JOB
Reproduce every entry in the listing without alteration.
########
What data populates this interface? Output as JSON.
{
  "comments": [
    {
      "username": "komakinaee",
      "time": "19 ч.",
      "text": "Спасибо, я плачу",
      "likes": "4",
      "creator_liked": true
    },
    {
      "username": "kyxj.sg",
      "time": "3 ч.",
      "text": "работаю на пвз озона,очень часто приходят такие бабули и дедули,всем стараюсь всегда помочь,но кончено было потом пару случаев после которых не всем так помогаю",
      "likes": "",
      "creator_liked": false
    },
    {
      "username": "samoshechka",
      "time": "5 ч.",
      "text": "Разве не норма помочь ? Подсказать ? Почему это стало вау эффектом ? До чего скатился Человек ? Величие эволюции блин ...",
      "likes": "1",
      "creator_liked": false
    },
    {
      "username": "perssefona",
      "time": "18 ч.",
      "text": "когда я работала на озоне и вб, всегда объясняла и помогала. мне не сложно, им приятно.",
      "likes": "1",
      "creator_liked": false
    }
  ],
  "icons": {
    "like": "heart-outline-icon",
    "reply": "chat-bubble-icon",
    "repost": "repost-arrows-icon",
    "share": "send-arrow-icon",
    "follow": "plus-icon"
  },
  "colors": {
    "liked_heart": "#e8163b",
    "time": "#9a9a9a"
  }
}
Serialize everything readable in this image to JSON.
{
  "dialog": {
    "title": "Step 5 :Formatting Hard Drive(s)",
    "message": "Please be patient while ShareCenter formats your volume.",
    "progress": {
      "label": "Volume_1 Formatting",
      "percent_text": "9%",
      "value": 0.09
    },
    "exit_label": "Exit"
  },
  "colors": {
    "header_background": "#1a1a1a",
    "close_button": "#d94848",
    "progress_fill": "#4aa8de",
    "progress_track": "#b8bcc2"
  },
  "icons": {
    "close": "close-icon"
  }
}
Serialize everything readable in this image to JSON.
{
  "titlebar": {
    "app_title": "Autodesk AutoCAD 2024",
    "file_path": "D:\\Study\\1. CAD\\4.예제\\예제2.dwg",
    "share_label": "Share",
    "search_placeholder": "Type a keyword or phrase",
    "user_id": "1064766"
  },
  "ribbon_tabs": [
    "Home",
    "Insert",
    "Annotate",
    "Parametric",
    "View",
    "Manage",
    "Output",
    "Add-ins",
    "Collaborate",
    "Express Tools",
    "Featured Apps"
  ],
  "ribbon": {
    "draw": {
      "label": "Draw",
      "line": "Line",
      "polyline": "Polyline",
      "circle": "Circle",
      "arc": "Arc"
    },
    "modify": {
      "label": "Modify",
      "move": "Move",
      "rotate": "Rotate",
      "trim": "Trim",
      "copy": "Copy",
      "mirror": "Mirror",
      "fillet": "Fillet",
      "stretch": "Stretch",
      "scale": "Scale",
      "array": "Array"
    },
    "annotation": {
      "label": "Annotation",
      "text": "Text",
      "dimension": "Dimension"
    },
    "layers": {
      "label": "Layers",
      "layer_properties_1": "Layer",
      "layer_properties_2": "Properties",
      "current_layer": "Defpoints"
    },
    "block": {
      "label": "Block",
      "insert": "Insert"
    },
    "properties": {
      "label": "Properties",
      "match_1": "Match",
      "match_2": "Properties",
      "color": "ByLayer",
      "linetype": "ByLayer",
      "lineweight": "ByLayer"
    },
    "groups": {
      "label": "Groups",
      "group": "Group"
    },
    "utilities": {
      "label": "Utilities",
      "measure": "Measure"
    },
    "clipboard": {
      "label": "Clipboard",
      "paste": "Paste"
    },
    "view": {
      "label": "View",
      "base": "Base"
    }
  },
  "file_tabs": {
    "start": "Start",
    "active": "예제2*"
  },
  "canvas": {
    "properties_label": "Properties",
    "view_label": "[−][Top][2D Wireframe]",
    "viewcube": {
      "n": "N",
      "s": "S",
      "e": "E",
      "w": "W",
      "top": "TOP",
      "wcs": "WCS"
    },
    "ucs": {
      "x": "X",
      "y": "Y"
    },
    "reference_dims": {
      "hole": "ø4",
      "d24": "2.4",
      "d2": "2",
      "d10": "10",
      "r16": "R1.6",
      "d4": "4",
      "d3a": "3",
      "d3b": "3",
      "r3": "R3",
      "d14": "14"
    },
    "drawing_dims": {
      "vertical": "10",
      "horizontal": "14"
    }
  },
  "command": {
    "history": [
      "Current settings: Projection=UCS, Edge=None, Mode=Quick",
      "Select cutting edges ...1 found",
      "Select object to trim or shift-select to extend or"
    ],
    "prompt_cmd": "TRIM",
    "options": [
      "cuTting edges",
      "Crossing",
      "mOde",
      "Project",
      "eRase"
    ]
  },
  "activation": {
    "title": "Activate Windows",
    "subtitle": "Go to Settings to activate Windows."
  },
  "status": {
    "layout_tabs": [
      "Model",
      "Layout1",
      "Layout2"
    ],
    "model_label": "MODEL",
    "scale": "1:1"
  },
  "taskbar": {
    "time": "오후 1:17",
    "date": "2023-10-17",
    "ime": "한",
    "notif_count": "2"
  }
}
########
WRITTEN SOLUTION
What data populates this interface? Output as JSON.
{
  "comments": [
    {
      "username": "komakinaee",
      "time": "19 ч.",
      "text": "Спасибо, я плачу",
      "likes": "4",
      "creator_liked": true
    },
    {
      "username": "kyxj.sg",
      "time": "3 ч.",
      "text": "работаю на пвз озона,очень часто приходят такие бабули и дедули,всем стараюсь всегда помочь,но кончено было потом пару случаев после которых не всем так помогаю",
      "likes": "",
      "creator_liked": false
    },
    {
      "username": "samoshechka",
      "time": "5 ч.",
      "text": "Разве не норма помочь ? Подсказать ? Почему это стало вау эффектом ? До чего скатился Человек ? Величие эволюции блин ...",
      "likes": "1",
      "creator_liked": false
    },
    {
      "username": "perssefona",
      "time": "18 ч.",
      "text": "когда я работала на озоне и вб, всегда объясняла и помогала. мне не сложно, им приятно.",
      "likes": "1",
      "creator_liked": false
    }
  ],
  "icons": {
    "like": "heart-outline-icon",
    "reply": "chat-bubble-icon",
    "repost": "repost-arrows-icon",
    "share": "send-arrow-icon",
    "follow": "plus-icon"
  },
  "colors": {
    "liked_heart": "#e8163b",
    "time": "#9a9a9a"
  }
}
Serialize everything readable in this image to JSON.
{
  "dialog": {
    "title": "Step 5 :Formatting Hard Drive(s)",
    "message": "Please be patient while ShareCenter formats your volume.",
    "progress": {
      "label": "Volume_1 Formatting",
      "percent_text": "9%",
      "value": 0.09
    },
    "exit_label": "Exit"
  },
  "colors": {
    "header_background": "#1a1a1a",
    "close_button": "#d94848",
    "progress_fill": "#4aa8de",
    "progress_track": "#b8bcc2"
  },
  "icons": {
    "close": "close-icon"
  }
}
Serialize everything readable in this image to JSON.
{
  "titlebar": {
    "app_title": "Autodesk AutoCAD 2024",
    "file_path": "D:\\Study\\1. CAD\\4.예제\\예제2.dwg",
    "share_label": "Share",
    "search_placeholder": "Type a keyword or phrase",
    "user_id": "1064766"
  },
  "ribbon_tabs": [
    "Home",
    "Insert",
    "Annotate",
    "Parametric",
    "View",
    "Manage",
    "Output",
    "Add-ins",
    "Collaborate",
    "Express Tools",
    "Featured Apps"
  ],
  "ribbon": {
    "draw": {
      "label": "Draw",
      "line": "Line",
      "polyline": "Polyline",
      "circle": "Circle",
      "arc": "Arc"
    },
    "modify": {
      "label": "Modify",
      "move": "Move",
      "rotate": "Rotate",
      "trim": "Trim",
      "copy": "Copy",
      "mirror": "Mirror",
      "fillet": "Fillet",
      "stretch": "Stretch",
      "scale": "Scale",
      "array": "Array"
    },
    "annotation": {
      "label": "Annotation",
      "text": "Text",
      "dimension": "Dimension"
    },
    "layers": {
      "label": "Layers",
      "layer_properties_1": "Layer",
      "layer_properties_2": "Properties",
      "current_layer": "Defpoints"
    },
    "block": {
      "label": "Block",
      "insert": "Insert"
    },
    "properties": {
      "label": "Properties",
      "match_1": "Match",
      "match_2": "Properties",
      "color": "ByLayer",
      "linetype": "ByLayer",
      "lineweight": "ByLayer"
    },
    "groups": {
      "label": "Groups",
      "group": "Group"
    },
    "utilities": {
      "label": "Utilities",
      "measure": "Measure"
    },
    "clipboard": {
      "label": "Clipboard",
      "paste": "Paste"
    },
    "view": {
      "label": "View",
      "base": "Base"
    }
  },
  "file_tabs": {
    "start": "Start",
    "active": "예제2*"
  },
  "canvas": {
    "properties_label": "Properties",
    "view_label": "[−][Top][2D Wireframe]",
    "viewcube": {
      "n": "N",
      "s": "S",
      "e": "E",
      "w": "W",
      "top": "TOP",
      "wcs": "WCS"
    },
    "ucs": {
      "x": "X",
      "y": "Y"
    },
    "reference_dims": {
      "hole": "ø4",
      "d24": "2.4",
      "d2": "2",
      "d10": "10",
      "r16": "R1.6",
      "d4": "4",
      "d3a": "3",
      "d3b": "3",
      "r3": "R3",
      "d14": "14"
    },
    "drawing_dims": {
      "vertical": "10",
      "horizontal": "14"
    }
  },
  "command": {
    "history": [
      "Current settings: Projection=UCS, Edge=None, Mode=Quick",
      "Select cutting edges ...1 found",
      "Select object to trim or shift-select to extend or"
    ],
    "prompt_cmd": "TRIM",
    "options": [
      "cuTting edges",
      "Crossing",
      "mOde",
      "Project",
      "eRase"
    ]
  },
  "activation": {
    "title": "Activate Windows",
    "subtitle": "Go to Settings to activate Windows."
  },
  "status": {
    "layout_tabs": [
      "Model",
      "Layout1",
      "Layout2"
    ],
    "model_label": "MODEL",
    "scale": "1:1"
  },
  "taskbar": {
    "time": "오후 1:17",
    "date": "2023-10-17",
    "ime": "한",
    "notif_count": "2"
  }
}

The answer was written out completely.